STORED ROWS:
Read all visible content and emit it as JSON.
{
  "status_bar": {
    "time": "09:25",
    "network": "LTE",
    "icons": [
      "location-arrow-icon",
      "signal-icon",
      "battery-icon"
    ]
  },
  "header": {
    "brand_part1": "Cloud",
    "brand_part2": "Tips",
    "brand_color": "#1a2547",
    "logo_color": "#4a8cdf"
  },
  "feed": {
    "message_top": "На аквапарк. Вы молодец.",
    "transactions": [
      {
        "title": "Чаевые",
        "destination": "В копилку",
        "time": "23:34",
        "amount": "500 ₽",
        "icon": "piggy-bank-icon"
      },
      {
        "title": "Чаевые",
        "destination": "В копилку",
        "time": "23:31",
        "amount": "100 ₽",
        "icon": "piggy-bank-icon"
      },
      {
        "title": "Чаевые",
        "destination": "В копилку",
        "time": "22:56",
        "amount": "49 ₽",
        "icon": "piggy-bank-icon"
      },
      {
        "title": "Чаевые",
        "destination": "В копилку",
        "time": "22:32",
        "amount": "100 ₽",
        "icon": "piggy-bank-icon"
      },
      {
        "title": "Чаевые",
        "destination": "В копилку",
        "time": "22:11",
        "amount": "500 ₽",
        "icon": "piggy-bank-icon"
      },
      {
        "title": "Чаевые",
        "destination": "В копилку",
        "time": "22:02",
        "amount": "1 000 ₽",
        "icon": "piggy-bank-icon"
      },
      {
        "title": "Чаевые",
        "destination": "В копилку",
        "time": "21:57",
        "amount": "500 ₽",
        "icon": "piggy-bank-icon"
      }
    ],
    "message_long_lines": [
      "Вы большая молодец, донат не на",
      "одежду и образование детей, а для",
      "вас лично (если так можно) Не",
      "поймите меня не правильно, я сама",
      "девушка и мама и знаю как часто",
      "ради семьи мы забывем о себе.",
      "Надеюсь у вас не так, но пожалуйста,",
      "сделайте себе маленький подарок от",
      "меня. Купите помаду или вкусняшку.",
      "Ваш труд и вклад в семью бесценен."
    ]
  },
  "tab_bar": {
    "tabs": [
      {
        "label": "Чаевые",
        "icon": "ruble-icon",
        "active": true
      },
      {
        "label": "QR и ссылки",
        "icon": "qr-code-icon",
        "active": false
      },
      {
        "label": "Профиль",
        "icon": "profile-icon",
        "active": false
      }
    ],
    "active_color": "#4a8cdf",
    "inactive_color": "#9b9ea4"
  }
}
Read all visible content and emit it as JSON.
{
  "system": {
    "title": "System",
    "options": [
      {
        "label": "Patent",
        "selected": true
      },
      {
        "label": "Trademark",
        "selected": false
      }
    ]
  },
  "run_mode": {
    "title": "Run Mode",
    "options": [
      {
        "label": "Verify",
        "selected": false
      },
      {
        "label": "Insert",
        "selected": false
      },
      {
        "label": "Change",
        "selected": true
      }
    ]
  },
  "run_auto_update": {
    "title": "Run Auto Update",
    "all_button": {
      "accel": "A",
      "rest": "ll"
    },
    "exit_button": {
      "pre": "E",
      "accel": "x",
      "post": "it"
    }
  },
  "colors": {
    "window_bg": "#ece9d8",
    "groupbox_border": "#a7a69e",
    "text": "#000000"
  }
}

INSTRUCTIONS FOR THE TASK:
Repeat the whole listing exactly, keeping every line intact.

THE COMPLETED TASK:
Read all visible content and emit it as JSON.
{
  "status_bar": {
    "time": "09:25",
    "network": "LTE",
    "icons": [
      "location-arrow-icon",
      "signal-icon",
      "battery-icon"
    ]
  },
  "header": {
    "brand_part1": "Cloud",
    "brand_part2": "Tips",
    "brand_color": "#1a2547",
    "logo_color": "#4a8cdf"
  },
  "feed": {
    "message_top": "На аквапарк. Вы молодец.",
    "transactions": [
      {
        "title": "Чаевые",
        "destination": "В копилку",
        "time": "23:34",
        "amount": "500 ₽",
        "icon": "piggy-bank-icon"
      },
      {
        "title": "Чаевые",
        "destination": "В копилку",
        "time": "23:31",
        "amount": "100 ₽",
        "icon": "piggy-bank-icon"
      },
      {
        "title": "Чаевые",
        "destination": "В копилку",
        "time": "22:56",
        "amount": "49 ₽",
        "icon": "piggy-bank-icon"
      },
      {
        "title": "Чаевые",
        "destination": "В копилку",
        "time": "22:32",
        "amount": "100 ₽",
        "icon": "piggy-bank-icon"
      },
      {
        "title": "Чаевые",
        "destination": "В копилку",
        "time": "22:11",
        "amount": "500 ₽",
        "icon": "piggy-bank-icon"
      },
      {
        "title": "Чаевые",
        "destination": "В копилку",
        "time": "22:02",
        "amount": "1 000 ₽",
        "icon": "piggy-bank-icon"
      },
      {
        "title": "Чаевые",
        "destination": "В копилку",
        "time": "21:57",
        "amount": "500 ₽",
        "icon": "piggy-bank-icon"
      }
    ],
    "message_long_lines": [
      "Вы большая молодец, донат не на",
      "одежду и образование детей, а для",
      "вас лично (если так можно) Не",
      "поймите меня не правильно, я сама",
      "девушка и мама и знаю как часто",
      "ради семьи мы забывем о себе.",
      "Надеюсь у вас не так, но пожалуйста,",
      "сделайте себе маленький подарок от",
      "меня. Купите помаду или вкусняшку.",
      "Ваш труд и вклад в семью бесценен."
    ]
  },
  "tab_bar": {
    "tabs": [
      {
        "label": "Чаевые",
        "icon": "ruble-icon",
        "active": true
      },
      {
        "label": "QR и ссылки",
        "icon": "qr-code-icon",
        "active": false
      },
      {
        "label": "Профиль",
        "icon": "profile-icon",
        "active": false
      }
    ],
    "active_color": "#4a8cdf",
    "inactive_color": "#9b9ea4"
  }
}
Read all visible content and emit it as JSON.
{
  "system": {
    "title": "System",
    "options": [
      {
        "label": "Patent",
        "selected": true
      },
      {
        "label": "Trademark",
        "selected": false
      }
    ]
  },
  "run_mode": {
    "title": "Run Mode",
    "options": [
      {
        "label": "Verify",
        "selected": false
      },
      {
        "label": "Insert",
        "selected": false
      },
      {
        "label": "Change",
        "selected": true
      }
    ]
  },
  "run_auto_update": {
    "title": "Run Auto Update",
    "all_button": {
      "accel": "A",
      "rest": "ll"
    },
    "exit_button": {
      "pre": "E",
      "accel": "x",
      "post": "it"
    }
  },
  "colors": {
    "window_bg": "#ece9d8",
    "groupbox_border": "#a7a69e",
    "text": "#000000"
  }
}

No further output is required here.